## WHAT TO WORK ON
Exactly reproduce the entries, dropping any pictures from your copy.

[Lines of data]
◇ ◇ ◇ ◇
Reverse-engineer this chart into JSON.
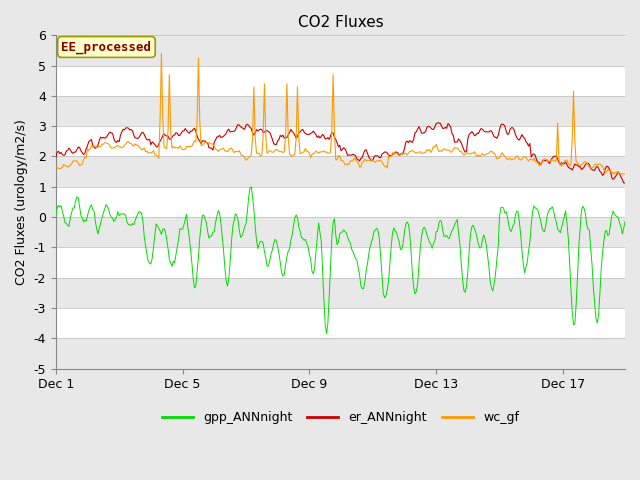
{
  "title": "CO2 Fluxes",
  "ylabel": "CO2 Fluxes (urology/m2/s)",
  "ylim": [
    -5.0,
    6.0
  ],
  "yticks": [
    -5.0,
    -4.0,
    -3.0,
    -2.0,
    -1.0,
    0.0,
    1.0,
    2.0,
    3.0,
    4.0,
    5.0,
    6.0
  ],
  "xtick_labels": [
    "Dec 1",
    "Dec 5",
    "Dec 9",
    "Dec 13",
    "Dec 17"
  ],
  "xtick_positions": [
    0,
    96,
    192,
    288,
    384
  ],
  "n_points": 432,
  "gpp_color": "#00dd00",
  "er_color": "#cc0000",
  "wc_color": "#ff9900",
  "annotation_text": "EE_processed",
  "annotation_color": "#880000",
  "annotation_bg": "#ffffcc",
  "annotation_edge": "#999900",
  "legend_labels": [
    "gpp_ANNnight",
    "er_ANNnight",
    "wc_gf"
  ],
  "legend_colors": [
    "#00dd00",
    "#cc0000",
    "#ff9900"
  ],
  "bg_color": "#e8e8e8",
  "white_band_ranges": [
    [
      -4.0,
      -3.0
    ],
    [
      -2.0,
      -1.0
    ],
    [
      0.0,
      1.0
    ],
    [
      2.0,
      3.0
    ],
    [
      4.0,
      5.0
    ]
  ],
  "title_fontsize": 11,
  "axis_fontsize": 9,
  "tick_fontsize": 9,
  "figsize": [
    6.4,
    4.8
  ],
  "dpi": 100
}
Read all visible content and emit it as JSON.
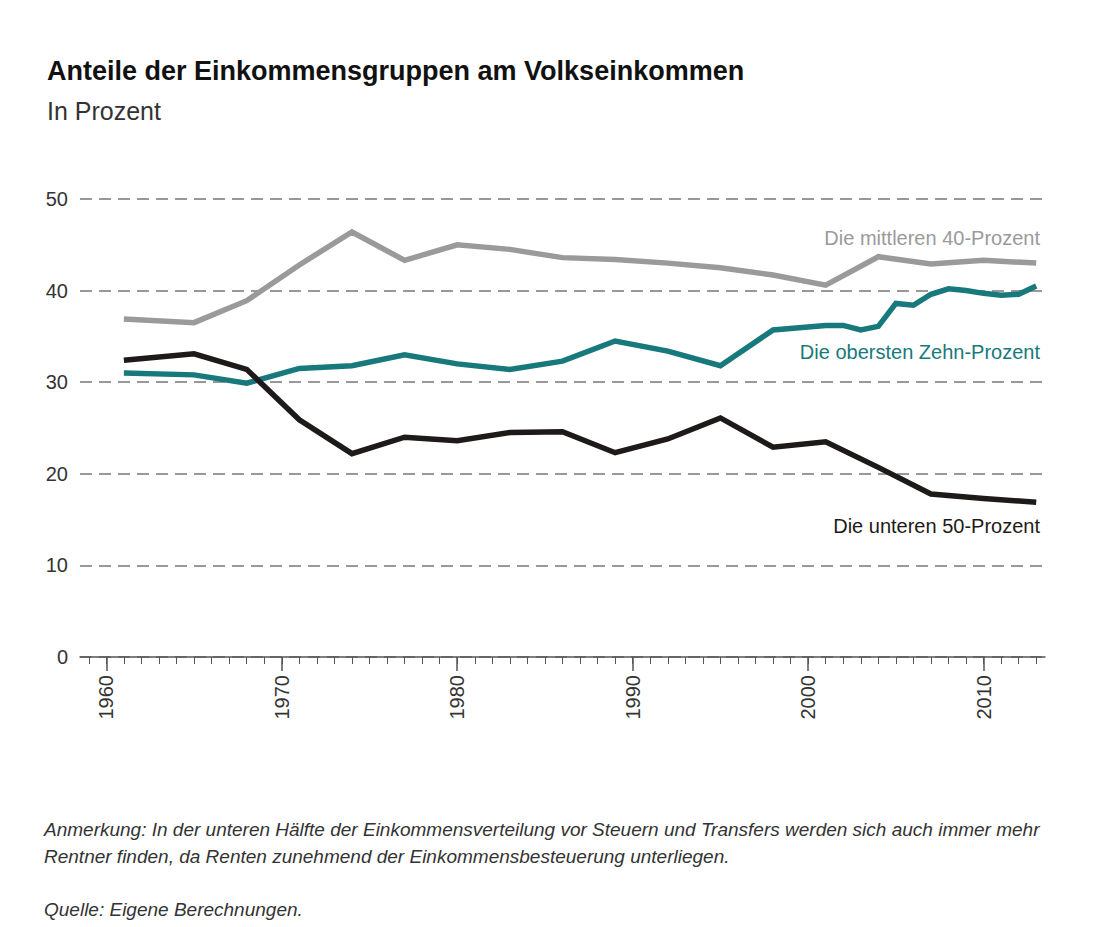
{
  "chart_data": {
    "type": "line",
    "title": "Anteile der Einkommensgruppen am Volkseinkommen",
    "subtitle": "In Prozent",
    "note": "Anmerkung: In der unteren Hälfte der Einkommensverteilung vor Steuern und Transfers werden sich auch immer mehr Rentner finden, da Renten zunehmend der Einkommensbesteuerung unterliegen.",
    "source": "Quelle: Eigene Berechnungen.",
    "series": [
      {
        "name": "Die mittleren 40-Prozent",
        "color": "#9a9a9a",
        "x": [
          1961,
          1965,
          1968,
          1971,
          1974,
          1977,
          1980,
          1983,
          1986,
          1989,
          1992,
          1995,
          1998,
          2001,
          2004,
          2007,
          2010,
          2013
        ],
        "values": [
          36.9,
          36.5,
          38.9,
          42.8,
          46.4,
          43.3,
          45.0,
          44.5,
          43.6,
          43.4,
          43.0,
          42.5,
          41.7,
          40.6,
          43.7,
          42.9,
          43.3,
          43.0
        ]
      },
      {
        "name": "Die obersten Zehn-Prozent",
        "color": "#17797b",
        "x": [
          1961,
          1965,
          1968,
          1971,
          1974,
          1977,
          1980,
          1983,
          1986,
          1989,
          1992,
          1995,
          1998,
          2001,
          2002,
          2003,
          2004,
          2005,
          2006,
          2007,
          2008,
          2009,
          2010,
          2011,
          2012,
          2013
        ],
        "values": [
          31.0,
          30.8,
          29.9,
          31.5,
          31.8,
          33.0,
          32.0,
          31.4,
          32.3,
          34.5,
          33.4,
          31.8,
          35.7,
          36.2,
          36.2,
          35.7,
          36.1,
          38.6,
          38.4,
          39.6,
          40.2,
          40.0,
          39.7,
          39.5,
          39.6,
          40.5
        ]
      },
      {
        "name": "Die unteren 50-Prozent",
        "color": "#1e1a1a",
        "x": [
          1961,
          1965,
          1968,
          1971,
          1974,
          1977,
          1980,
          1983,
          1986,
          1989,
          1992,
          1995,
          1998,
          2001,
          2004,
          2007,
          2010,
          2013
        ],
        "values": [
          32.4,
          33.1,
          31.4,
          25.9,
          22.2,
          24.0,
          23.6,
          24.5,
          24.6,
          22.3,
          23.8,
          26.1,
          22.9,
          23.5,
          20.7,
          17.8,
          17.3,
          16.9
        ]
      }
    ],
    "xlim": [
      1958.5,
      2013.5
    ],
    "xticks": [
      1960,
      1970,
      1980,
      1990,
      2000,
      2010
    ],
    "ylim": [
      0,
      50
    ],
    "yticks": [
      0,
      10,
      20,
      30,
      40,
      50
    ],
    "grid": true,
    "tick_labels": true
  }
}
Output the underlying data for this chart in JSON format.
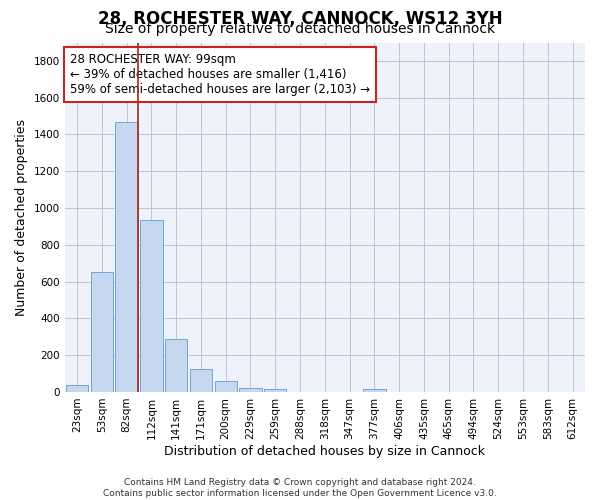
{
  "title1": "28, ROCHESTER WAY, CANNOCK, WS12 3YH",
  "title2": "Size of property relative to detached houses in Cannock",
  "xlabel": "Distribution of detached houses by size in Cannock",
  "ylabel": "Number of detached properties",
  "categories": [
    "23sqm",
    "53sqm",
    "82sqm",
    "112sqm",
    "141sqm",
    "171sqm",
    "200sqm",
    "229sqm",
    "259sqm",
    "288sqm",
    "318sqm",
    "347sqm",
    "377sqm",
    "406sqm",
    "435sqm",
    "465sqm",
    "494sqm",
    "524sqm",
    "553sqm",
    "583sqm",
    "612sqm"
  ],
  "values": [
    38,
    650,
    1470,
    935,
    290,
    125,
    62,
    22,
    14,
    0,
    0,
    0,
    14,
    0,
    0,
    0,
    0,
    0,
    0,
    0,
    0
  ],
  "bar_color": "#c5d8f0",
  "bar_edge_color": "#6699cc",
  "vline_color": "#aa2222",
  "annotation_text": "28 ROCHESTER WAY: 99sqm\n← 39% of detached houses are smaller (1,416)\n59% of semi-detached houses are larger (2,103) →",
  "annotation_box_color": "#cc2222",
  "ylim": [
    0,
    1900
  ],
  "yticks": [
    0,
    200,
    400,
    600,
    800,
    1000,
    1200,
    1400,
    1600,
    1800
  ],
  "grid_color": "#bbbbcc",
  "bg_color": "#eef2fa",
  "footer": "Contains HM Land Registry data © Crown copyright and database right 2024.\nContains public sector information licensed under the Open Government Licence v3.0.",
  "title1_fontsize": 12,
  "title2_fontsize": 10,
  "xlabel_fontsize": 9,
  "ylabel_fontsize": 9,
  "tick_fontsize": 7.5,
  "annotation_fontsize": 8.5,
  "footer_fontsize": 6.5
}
◇ ◇ ◇ ◇
## PROBLEM SOLUTION
Reverse-engineer this chart into JSON.
{
  "title": "CO2 Fluxes",
  "ylabel": "CO2 Fluxes (urology/m2/s)",
  "ylim": [
    -5.0,
    6.0
  ],
  "yticks": [
    -5.0,
    -4.0,
    -3.0,
    -2.0,
    -1.0,
    0.0,
    1.0,
    2.0,
    3.0,
    4.0,
    5.0,
    6.0
  ],
  "xtick_labels": [
    "Dec 1",
    "Dec 5",
    "Dec 9",
    "Dec 13",
    "Dec 17"
  ],
  "xtick_positions": [
    0,
    96,
    192,
    288,
    384
  ],
  "n_points": 432,
  "gpp_color": "#00dd00",
  "er_color": "#cc0000",
  "wc_color": "#ff9900",
  "annotation_text": "EE_processed",
  "annotation_color": "#880000",
  "annotation_bg": "#ffffcc",
  "annotation_edge": "#999900",
  "legend_labels": [
    "gpp_ANNnight",
    "er_ANNnight",
    "wc_gf"
  ],
  "legend_colors": [
    "#00dd00",
    "#cc0000",
    "#ff9900"
  ],
  "bg_color": "#e8e8e8",
  "white_band_ranges": [
    [
      -4.0,
      -3.0
    ],
    [
      -2.0,
      -1.0
    ],
    [
      0.0,
      1.0
    ],
    [
      2.0,
      3.0
    ],
    [
      4.0,
      5.0
    ]
  ],
  "title_fontsize": 11,
  "axis_fontsize": 9,
  "tick_fontsize": 9,
  "figsize": [
    6.4,
    4.8
  ],
  "dpi": 100
}
Read all visible content and emit it as JSON.
{
  "chart_data": {
    "type": "line",
    "title": "Anteile der Einkommensgruppen am Volkseinkommen",
    "subtitle": "In Prozent",
    "note": "Anmerkung: In der unteren Hälfte der Einkommensverteilung vor Steuern und Transfers werden sich auch immer mehr Rentner finden, da Renten zunehmend der Einkommensbesteuerung unterliegen.",
    "source": "Quelle: Eigene Berechnungen.",
    "series": [
      {
        "name": "Die mittleren 40-Prozent",
        "color": "#9a9a9a",
        "x": [
          1961,
          1965,
          1968,
          1971,
          1974,
          1977,
          1980,
          1983,
          1986,
          1989,
          1992,
          1995,
          1998,
          2001,
          2004,
          2007,
          2010,
          2013
        ],
        "values": [
          36.9,
          36.5,
          38.9,
          42.8,
          46.4,
          43.3,
          45.0,
          44.5,
          43.6,
          43.4,
          43.0,
          42.5,
          41.7,
          40.6,
          43.7,
          42.9,
          43.3,
          43.0
        ]
      },
      {
        "name": "Die obersten Zehn-Prozent",
        "color": "#17797b",
        "x": [
          1961,
          1965,
          1968,
          1971,
          1974,
          1977,
          1980,
          1983,
          1986,
          1989,
          1992,
          1995,
          1998,
          2001,
          2002,
          2003,
          2004,
          2005,
          2006,
          2007,
          2008,
          2009,
          2010,
          2011,
          2012,
          2013
        ],
        "values": [
          31.0,
          30.8,
          29.9,
          31.5,
          31.8,
          33.0,
          32.0,
          31.4,
          32.3,
          34.5,
          33.4,
          31.8,
          35.7,
          36.2,
          36.2,
          35.7,
          36.1,
          38.6,
          38.4,
          39.6,
          40.2,
          40.0,
          39.7,
          39.5,
          39.6,
          40.5
        ]
      },
      {
        "name": "Die unteren 50-Prozent",
        "color": "#1e1a1a",
        "x": [
          1961,
          1965,
          1968,
          1971,
          1974,
          1977,
          1980,
          1983,
          1986,
          1989,
          1992,
          1995,
          1998,
          2001,
          2004,
          2007,
          2010,
          2013
        ],
        "values": [
          32.4,
          33.1,
          31.4,
          25.9,
          22.2,
          24.0,
          23.6,
          24.5,
          24.6,
          22.3,
          23.8,
          26.1,
          22.9,
          23.5,
          20.7,
          17.8,
          17.3,
          16.9
        ]
      }
    ],
    "xlim": [
      1958.5,
      2013.5
    ],
    "xticks": [
      1960,
      1970,
      1980,
      1990,
      2000,
      2010
    ],
    "ylim": [
      0,
      50
    ],
    "yticks": [
      0,
      10,
      20,
      30,
      40,
      50
    ],
    "grid": true,
    "tick_labels": true
  }
}
Output the underlying data for this chart in JSON format.
{
  "title1": "28, ROCHESTER WAY, CANNOCK, WS12 3YH",
  "title2": "Size of property relative to detached houses in Cannock",
  "xlabel": "Distribution of detached houses by size in Cannock",
  "ylabel": "Number of detached properties",
  "categories": [
    "23sqm",
    "53sqm",
    "82sqm",
    "112sqm",
    "141sqm",
    "171sqm",
    "200sqm",
    "229sqm",
    "259sqm",
    "288sqm",
    "318sqm",
    "347sqm",
    "377sqm",
    "406sqm",
    "435sqm",
    "465sqm",
    "494sqm",
    "524sqm",
    "553sqm",
    "583sqm",
    "612sqm"
  ],
  "values": [
    38,
    650,
    1470,
    935,
    290,
    125,
    62,
    22,
    14,
    0,
    0,
    0,
    14,
    0,
    0,
    0,
    0,
    0,
    0,
    0,
    0
  ],
  "bar_color": "#c5d8f0",
  "bar_edge_color": "#6699cc",
  "vline_color": "#aa2222",
  "annotation_text": "28 ROCHESTER WAY: 99sqm\n← 39% of detached houses are smaller (1,416)\n59% of semi-detached houses are larger (2,103) →",
  "annotation_box_color": "#cc2222",
  "ylim": [
    0,
    1900
  ],
  "yticks": [
    0,
    200,
    400,
    600,
    800,
    1000,
    1200,
    1400,
    1600,
    1800
  ],
  "grid_color": "#bbbbcc",
  "bg_color": "#eef2fa",
  "footer": "Contains HM Land Registry data © Crown copyright and database right 2024.\nContains public sector information licensed under the Open Government Licence v3.0.",
  "title1_fontsize": 12,
  "title2_fontsize": 10,
  "xlabel_fontsize": 9,
  "ylabel_fontsize": 9,
  "tick_fontsize": 7.5,
  "annotation_fontsize": 8.5,
  "footer_fontsize": 6.5
}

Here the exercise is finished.